What is being asked:
Identify every line in the records below that contains the word "this", and reproduce each one.

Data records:
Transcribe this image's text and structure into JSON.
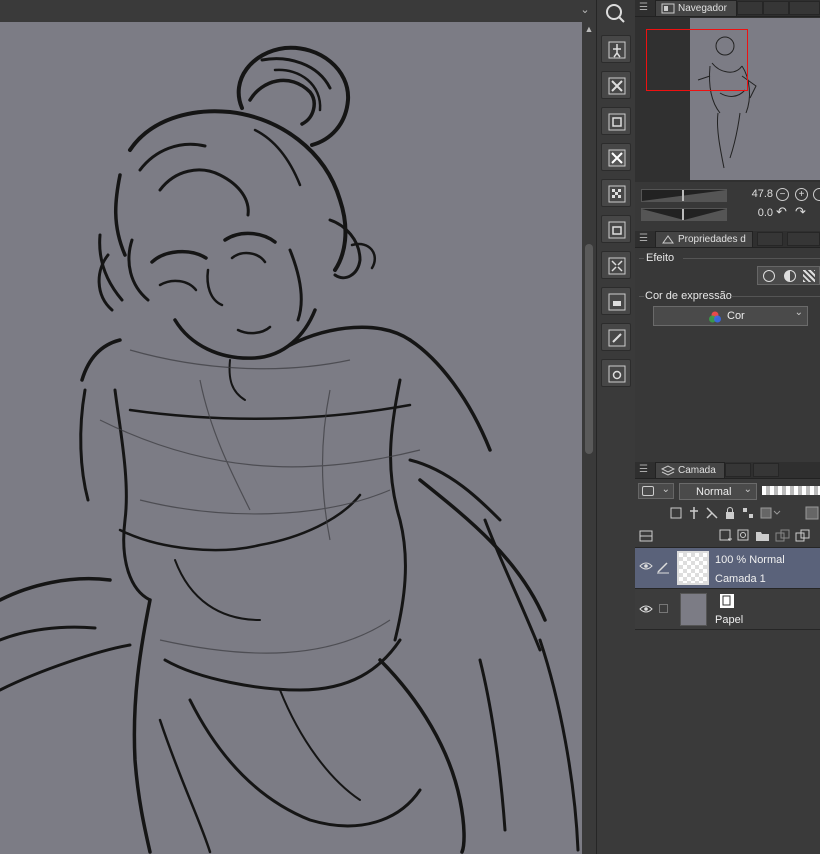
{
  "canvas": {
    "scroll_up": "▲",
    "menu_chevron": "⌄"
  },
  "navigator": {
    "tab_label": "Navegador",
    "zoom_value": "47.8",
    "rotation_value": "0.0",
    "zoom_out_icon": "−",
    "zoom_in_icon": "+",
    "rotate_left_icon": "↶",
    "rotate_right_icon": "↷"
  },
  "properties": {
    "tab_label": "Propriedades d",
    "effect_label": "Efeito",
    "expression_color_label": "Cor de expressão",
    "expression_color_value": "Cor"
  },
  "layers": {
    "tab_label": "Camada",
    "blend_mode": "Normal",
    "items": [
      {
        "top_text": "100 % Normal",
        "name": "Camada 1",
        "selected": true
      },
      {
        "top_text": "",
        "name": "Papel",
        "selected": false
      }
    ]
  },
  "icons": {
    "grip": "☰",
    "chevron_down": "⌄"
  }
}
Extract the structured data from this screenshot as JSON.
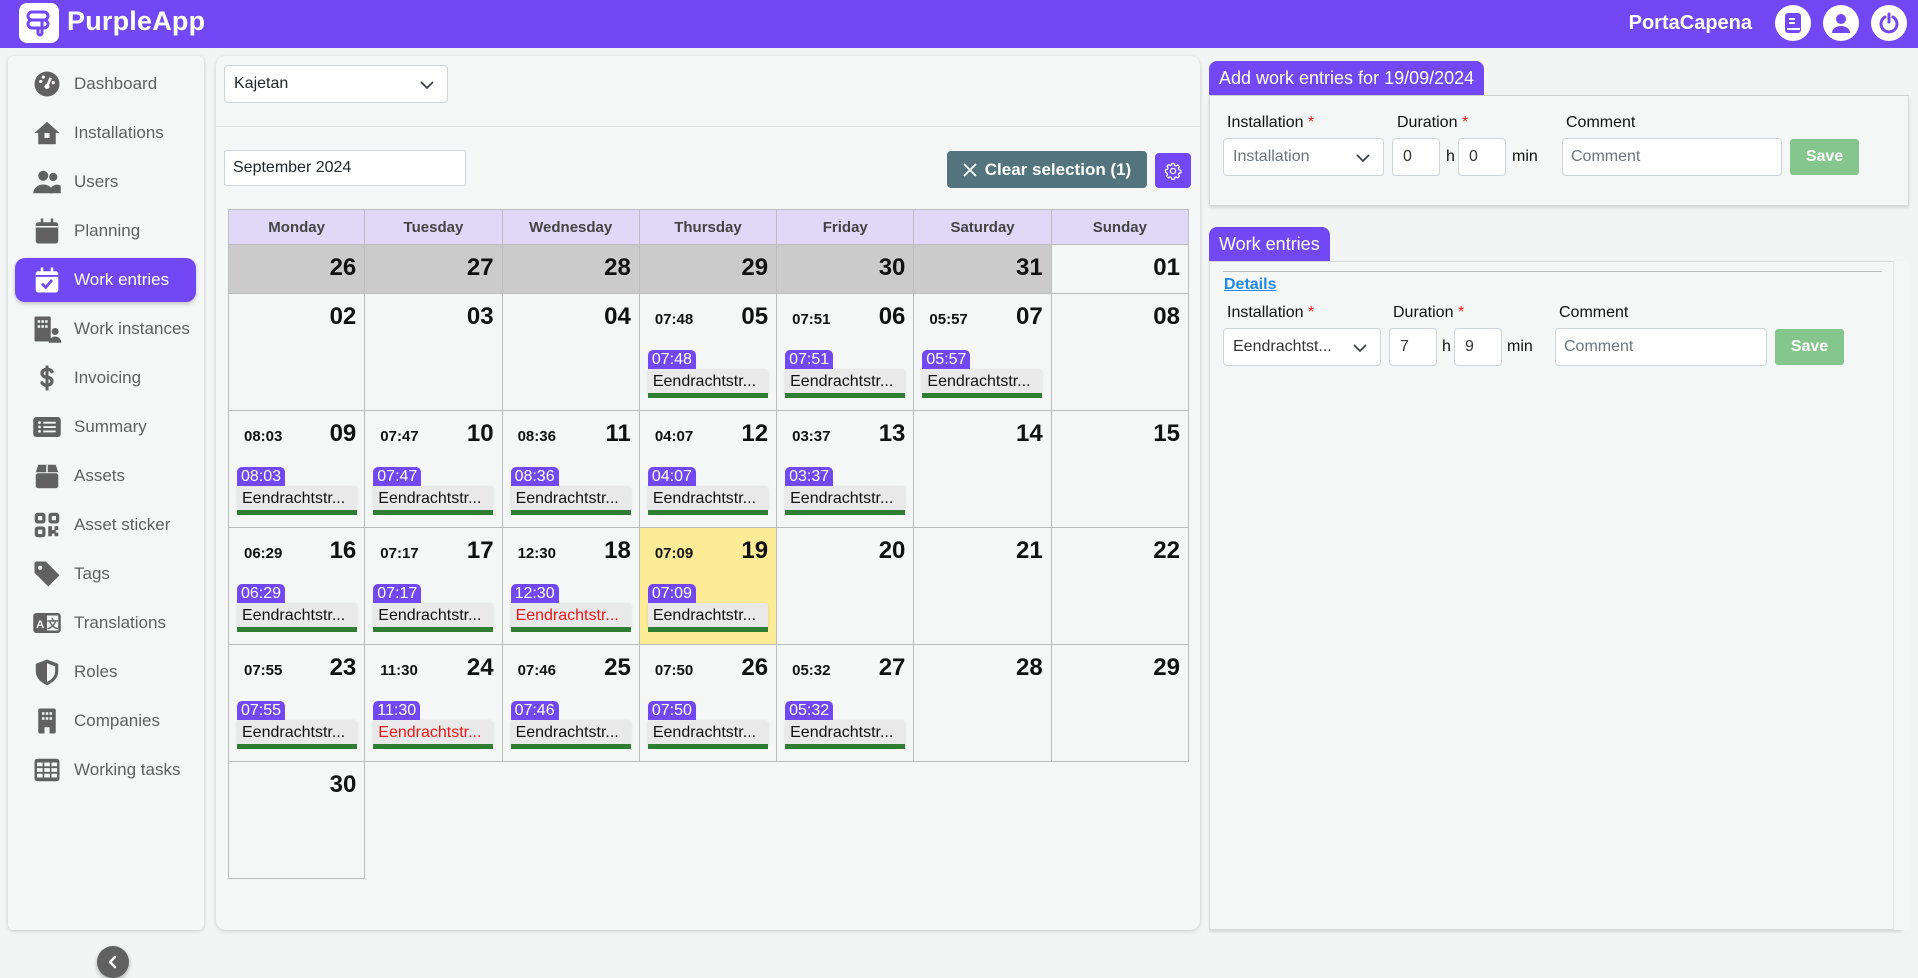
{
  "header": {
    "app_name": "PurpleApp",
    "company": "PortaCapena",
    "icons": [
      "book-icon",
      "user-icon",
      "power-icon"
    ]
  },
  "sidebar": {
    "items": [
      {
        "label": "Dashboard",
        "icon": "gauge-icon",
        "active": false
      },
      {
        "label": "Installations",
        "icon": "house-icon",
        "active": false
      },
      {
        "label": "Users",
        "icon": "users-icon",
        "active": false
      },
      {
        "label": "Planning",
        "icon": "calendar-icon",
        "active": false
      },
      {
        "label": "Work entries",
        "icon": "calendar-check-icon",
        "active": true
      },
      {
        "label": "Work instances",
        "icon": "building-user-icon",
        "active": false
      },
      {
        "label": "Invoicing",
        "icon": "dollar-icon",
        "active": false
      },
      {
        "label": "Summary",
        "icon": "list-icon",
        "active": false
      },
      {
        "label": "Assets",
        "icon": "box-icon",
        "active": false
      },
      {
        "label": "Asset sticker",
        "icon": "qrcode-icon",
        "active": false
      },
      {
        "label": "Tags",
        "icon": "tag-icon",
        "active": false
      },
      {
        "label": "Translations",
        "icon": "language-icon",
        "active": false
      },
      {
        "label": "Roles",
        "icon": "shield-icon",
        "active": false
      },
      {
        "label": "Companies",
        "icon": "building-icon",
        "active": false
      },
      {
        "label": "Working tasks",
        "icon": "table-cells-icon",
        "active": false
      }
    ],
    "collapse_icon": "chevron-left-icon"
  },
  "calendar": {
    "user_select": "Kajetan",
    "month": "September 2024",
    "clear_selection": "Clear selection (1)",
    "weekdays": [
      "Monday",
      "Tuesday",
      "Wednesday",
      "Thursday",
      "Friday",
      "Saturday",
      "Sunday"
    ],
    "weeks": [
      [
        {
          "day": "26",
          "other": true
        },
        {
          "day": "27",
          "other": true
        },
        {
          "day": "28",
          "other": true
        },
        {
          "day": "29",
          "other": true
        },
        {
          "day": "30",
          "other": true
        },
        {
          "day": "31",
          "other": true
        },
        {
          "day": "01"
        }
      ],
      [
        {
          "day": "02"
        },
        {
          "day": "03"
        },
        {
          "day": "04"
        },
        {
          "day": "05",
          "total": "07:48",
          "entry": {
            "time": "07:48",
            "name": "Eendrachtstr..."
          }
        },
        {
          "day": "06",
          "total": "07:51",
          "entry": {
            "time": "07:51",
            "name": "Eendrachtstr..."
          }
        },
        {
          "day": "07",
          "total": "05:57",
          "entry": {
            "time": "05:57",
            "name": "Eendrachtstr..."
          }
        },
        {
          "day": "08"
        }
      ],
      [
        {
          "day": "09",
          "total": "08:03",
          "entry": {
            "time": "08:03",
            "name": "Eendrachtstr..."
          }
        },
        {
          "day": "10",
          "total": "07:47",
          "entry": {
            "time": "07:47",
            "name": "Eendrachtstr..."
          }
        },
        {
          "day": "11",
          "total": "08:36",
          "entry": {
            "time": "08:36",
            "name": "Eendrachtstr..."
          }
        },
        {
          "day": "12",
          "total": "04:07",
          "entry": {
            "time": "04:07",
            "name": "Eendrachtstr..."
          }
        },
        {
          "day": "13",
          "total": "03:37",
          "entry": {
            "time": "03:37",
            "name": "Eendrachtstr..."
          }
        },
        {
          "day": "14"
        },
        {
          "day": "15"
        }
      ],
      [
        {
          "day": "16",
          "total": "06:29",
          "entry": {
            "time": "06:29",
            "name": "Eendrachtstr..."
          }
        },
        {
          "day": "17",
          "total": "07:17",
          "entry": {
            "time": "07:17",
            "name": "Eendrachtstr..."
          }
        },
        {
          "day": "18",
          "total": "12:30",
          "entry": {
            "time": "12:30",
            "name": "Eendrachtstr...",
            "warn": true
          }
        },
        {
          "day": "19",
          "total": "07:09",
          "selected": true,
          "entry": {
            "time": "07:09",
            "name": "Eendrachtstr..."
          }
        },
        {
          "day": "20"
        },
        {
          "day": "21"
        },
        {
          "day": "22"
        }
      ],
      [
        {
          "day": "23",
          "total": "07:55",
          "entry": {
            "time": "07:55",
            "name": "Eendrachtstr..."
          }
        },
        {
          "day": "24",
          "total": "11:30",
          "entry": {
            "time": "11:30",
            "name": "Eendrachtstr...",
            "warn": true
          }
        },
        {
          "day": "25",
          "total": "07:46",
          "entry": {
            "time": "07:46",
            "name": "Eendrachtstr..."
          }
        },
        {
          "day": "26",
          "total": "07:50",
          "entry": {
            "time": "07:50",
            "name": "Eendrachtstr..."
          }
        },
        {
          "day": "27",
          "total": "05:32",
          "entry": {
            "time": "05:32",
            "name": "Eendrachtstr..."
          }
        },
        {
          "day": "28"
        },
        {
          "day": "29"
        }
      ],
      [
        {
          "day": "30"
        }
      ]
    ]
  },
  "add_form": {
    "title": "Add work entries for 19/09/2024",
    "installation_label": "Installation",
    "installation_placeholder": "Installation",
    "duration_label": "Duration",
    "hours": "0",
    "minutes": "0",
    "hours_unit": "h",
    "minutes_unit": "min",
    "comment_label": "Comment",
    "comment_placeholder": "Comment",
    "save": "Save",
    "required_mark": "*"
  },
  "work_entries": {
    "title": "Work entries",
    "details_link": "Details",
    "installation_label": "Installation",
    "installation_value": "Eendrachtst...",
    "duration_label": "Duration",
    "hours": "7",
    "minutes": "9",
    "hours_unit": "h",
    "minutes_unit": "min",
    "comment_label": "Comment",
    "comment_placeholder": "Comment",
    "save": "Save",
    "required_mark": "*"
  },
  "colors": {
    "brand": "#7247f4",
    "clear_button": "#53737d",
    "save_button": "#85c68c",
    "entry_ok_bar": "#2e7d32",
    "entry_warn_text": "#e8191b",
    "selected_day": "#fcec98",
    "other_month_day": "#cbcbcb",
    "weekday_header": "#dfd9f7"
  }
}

Exercise answer:
Transcribe this image's text and structure into JSON.
Extract the structured data from this screenshot as JSON.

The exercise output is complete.